Given exercise: Where a line below holds the string "samochodu", copy that line.

Records for this exercise:

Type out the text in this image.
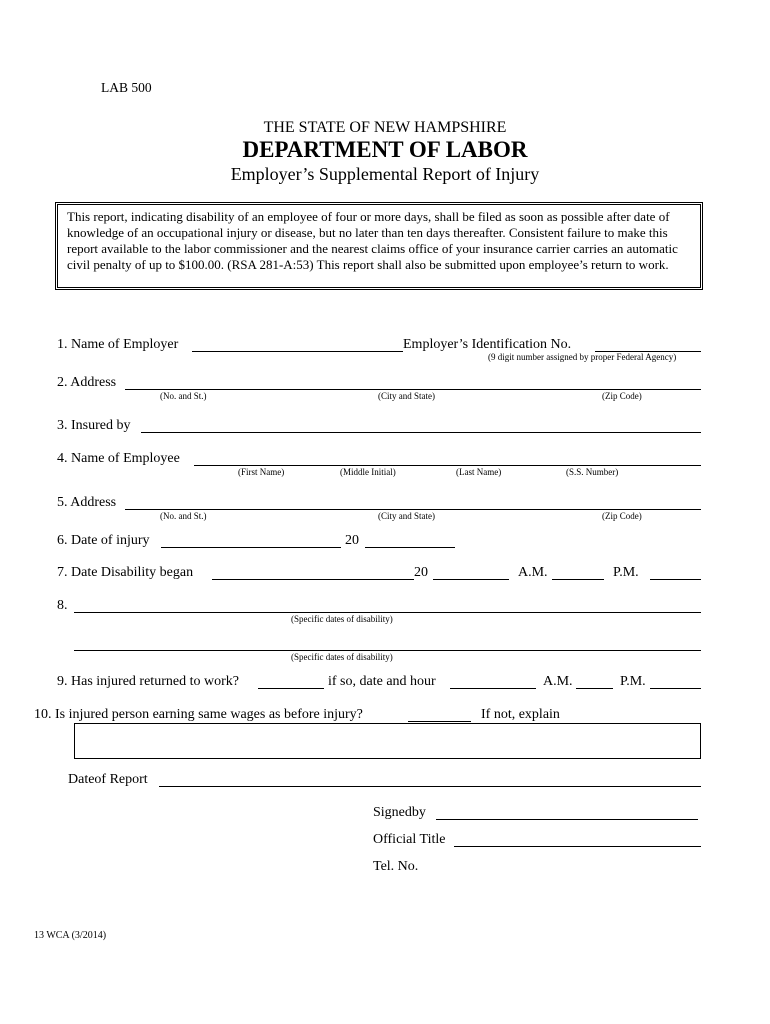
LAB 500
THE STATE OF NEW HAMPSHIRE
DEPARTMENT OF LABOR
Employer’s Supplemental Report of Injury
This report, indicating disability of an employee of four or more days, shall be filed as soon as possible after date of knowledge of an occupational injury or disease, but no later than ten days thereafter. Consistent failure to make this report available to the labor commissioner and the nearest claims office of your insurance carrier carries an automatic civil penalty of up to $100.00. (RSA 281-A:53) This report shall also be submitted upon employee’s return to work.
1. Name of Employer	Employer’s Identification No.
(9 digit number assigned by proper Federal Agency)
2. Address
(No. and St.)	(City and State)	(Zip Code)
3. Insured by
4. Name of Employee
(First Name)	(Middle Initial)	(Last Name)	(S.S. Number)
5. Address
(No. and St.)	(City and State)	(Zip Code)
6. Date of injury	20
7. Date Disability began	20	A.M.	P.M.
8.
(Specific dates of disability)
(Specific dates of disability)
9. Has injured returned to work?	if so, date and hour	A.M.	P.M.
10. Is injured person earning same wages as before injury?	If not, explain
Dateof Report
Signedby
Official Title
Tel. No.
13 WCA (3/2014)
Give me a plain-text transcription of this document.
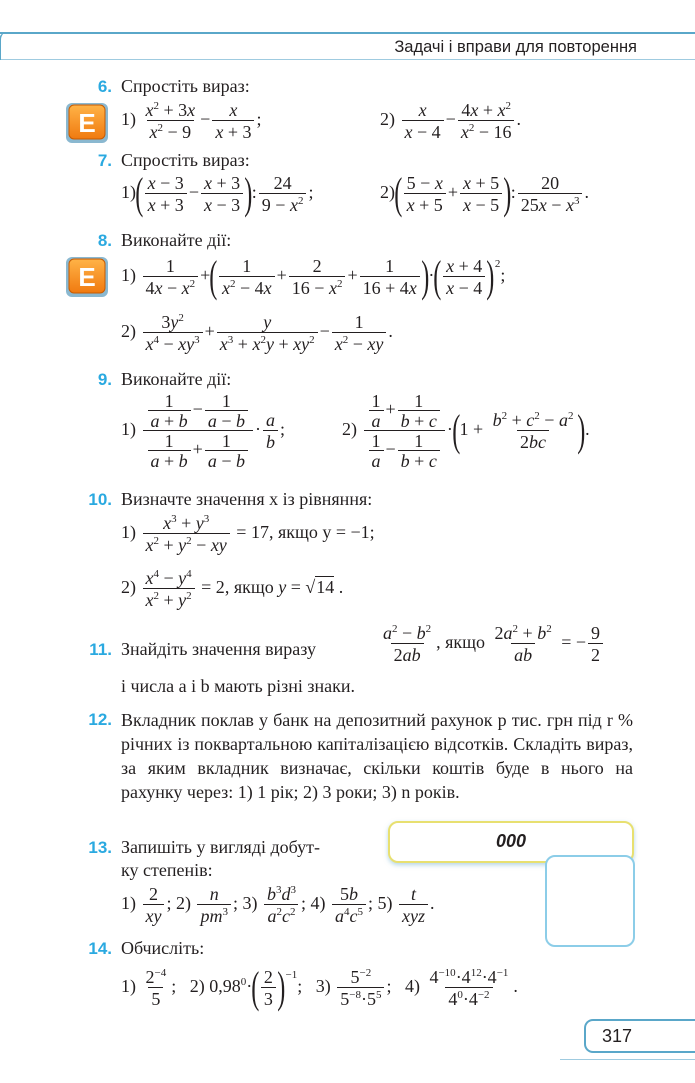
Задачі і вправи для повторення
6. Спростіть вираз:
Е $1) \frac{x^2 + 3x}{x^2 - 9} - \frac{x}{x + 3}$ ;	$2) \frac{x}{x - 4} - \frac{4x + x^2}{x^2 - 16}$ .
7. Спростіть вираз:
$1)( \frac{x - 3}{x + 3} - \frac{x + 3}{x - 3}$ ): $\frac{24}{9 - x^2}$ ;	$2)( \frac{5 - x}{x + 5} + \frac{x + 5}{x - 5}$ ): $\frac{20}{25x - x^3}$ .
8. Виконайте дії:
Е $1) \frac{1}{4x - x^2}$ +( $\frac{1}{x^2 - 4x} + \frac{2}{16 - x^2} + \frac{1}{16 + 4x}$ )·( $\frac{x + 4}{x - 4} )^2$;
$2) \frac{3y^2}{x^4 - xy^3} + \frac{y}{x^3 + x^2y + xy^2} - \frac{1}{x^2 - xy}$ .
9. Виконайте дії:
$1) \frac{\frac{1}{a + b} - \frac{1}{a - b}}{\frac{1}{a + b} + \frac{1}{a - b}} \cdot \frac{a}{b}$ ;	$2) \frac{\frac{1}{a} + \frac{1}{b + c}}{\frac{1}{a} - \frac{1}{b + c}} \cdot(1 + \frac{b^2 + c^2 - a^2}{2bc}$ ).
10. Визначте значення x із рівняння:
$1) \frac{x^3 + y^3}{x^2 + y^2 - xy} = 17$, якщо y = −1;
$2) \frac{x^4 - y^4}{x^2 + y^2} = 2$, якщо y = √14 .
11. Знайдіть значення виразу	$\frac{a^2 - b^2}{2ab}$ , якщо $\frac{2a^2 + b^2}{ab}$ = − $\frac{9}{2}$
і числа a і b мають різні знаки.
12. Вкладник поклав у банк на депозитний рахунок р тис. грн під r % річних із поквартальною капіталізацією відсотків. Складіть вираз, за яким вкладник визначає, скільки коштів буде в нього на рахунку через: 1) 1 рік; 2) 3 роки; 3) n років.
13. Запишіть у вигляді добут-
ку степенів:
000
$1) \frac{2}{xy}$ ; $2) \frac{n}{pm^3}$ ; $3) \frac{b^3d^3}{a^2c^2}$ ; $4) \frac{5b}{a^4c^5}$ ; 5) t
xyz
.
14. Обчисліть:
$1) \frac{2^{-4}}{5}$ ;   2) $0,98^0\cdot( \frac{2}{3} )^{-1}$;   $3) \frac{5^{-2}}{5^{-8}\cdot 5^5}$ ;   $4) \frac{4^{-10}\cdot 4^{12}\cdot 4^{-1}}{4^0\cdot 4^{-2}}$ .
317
---
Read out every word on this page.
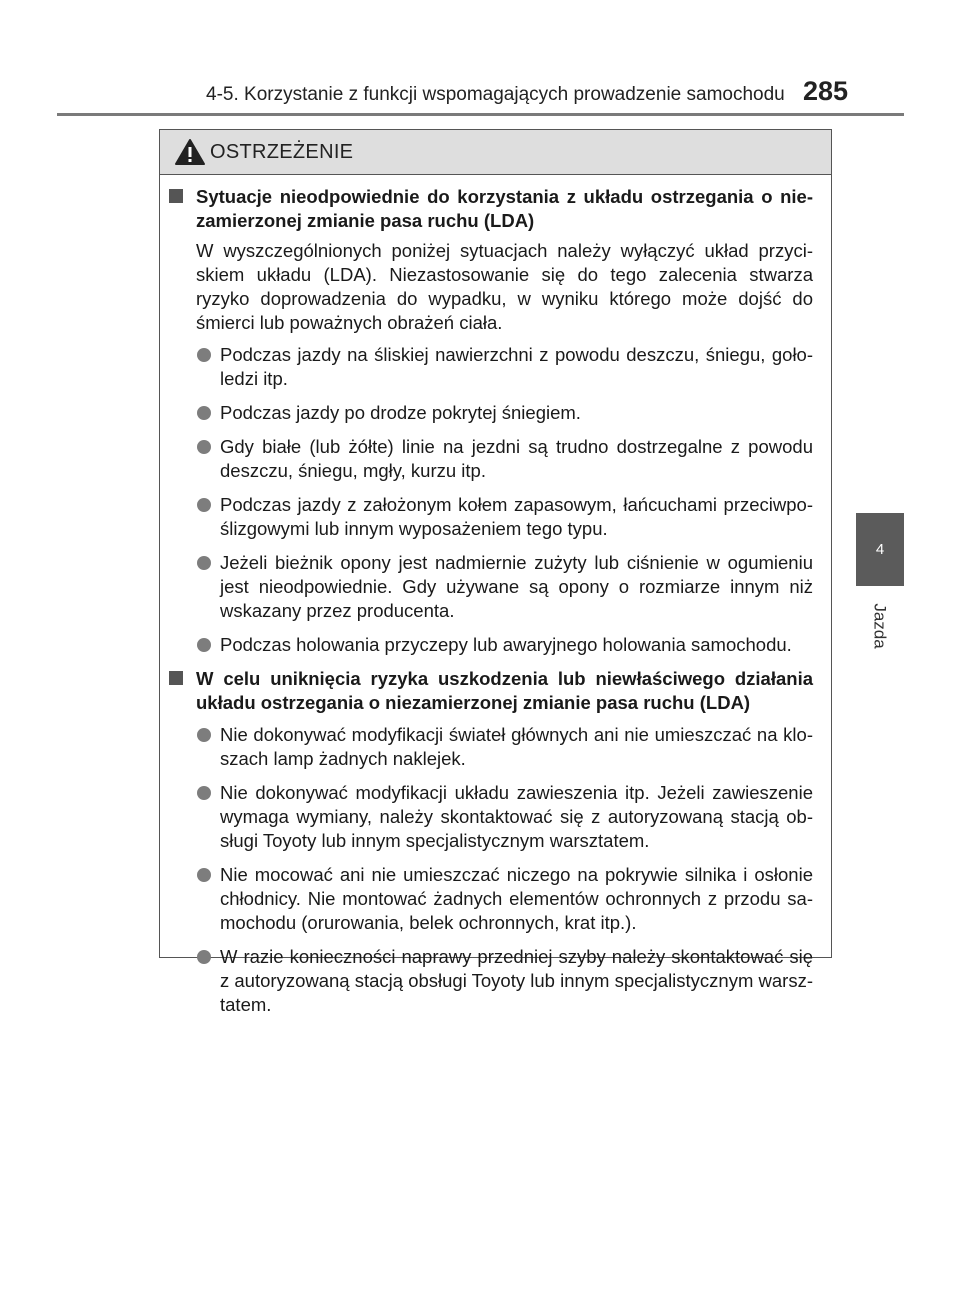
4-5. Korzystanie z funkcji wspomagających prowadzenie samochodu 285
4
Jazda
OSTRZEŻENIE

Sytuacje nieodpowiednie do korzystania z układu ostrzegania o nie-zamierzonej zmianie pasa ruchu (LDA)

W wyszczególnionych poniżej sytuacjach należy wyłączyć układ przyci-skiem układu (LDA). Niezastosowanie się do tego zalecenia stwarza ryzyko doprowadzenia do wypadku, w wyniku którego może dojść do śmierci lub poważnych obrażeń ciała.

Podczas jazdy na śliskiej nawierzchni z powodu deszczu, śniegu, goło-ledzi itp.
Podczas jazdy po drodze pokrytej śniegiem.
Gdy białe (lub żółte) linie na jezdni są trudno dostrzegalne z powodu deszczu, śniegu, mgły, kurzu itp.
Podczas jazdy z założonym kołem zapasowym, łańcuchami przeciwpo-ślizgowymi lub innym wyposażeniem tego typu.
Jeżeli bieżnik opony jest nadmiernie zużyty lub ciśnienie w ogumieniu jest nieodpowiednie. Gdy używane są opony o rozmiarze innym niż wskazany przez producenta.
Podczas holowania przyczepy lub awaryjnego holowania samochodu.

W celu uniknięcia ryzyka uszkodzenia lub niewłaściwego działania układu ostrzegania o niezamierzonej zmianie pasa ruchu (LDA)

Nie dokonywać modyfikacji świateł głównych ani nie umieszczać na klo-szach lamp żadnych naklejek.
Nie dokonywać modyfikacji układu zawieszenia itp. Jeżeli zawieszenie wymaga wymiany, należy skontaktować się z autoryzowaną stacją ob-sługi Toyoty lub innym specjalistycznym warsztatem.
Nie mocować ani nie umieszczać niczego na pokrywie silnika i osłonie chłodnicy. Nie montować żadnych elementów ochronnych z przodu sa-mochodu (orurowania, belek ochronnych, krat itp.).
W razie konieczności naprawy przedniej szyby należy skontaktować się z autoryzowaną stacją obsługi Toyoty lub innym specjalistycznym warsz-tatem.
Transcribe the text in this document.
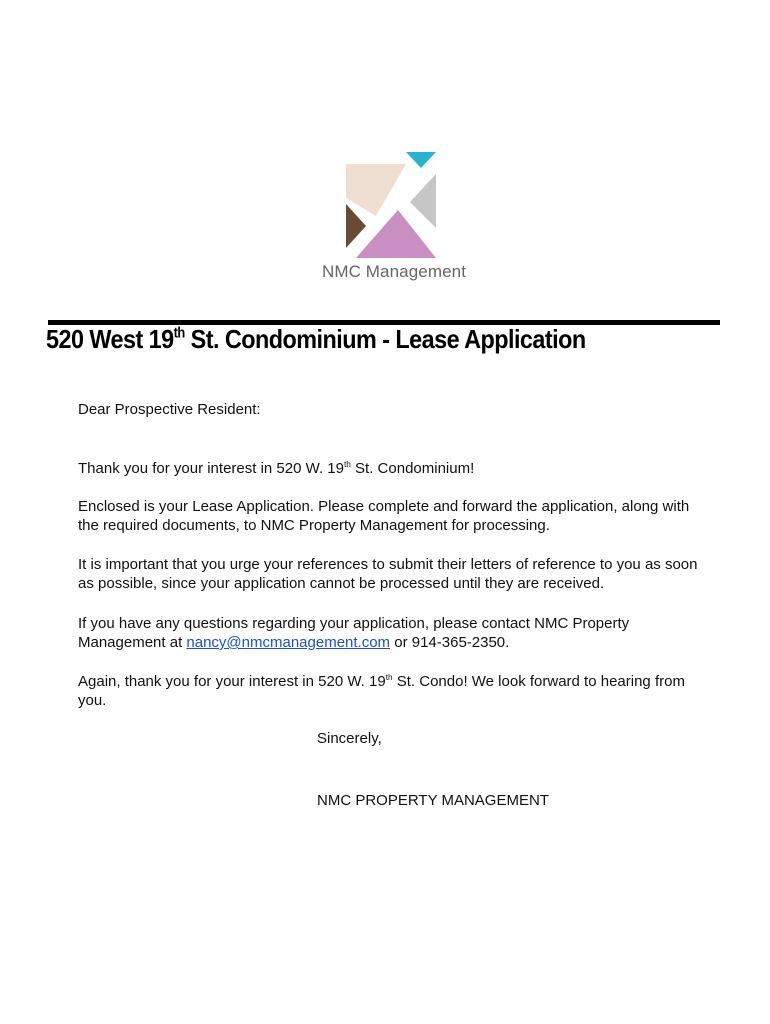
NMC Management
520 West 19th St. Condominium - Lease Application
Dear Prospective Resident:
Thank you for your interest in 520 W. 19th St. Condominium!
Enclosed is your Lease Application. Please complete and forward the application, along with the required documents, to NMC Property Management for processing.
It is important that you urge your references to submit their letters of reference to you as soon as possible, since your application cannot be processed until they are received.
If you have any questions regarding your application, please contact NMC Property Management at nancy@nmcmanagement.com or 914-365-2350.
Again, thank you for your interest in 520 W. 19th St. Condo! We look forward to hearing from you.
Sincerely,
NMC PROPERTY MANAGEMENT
==
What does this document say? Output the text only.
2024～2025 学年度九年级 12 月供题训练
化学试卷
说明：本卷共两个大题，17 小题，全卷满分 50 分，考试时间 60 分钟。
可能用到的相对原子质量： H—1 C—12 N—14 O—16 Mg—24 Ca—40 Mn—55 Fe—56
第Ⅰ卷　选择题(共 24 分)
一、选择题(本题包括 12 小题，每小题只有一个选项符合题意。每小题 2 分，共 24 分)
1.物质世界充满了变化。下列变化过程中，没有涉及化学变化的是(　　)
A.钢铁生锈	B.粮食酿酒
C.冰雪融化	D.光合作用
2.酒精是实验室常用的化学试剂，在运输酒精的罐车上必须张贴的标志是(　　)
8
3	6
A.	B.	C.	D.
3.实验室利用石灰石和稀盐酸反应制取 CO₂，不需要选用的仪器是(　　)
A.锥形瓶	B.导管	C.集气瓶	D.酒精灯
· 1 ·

Solution to this exercise:
4-5. Korzystanie z funkcji wspomagających prowadzenie samochodu 285
Podczas holowania przyczepy lub awaryjnego holowania samochodu.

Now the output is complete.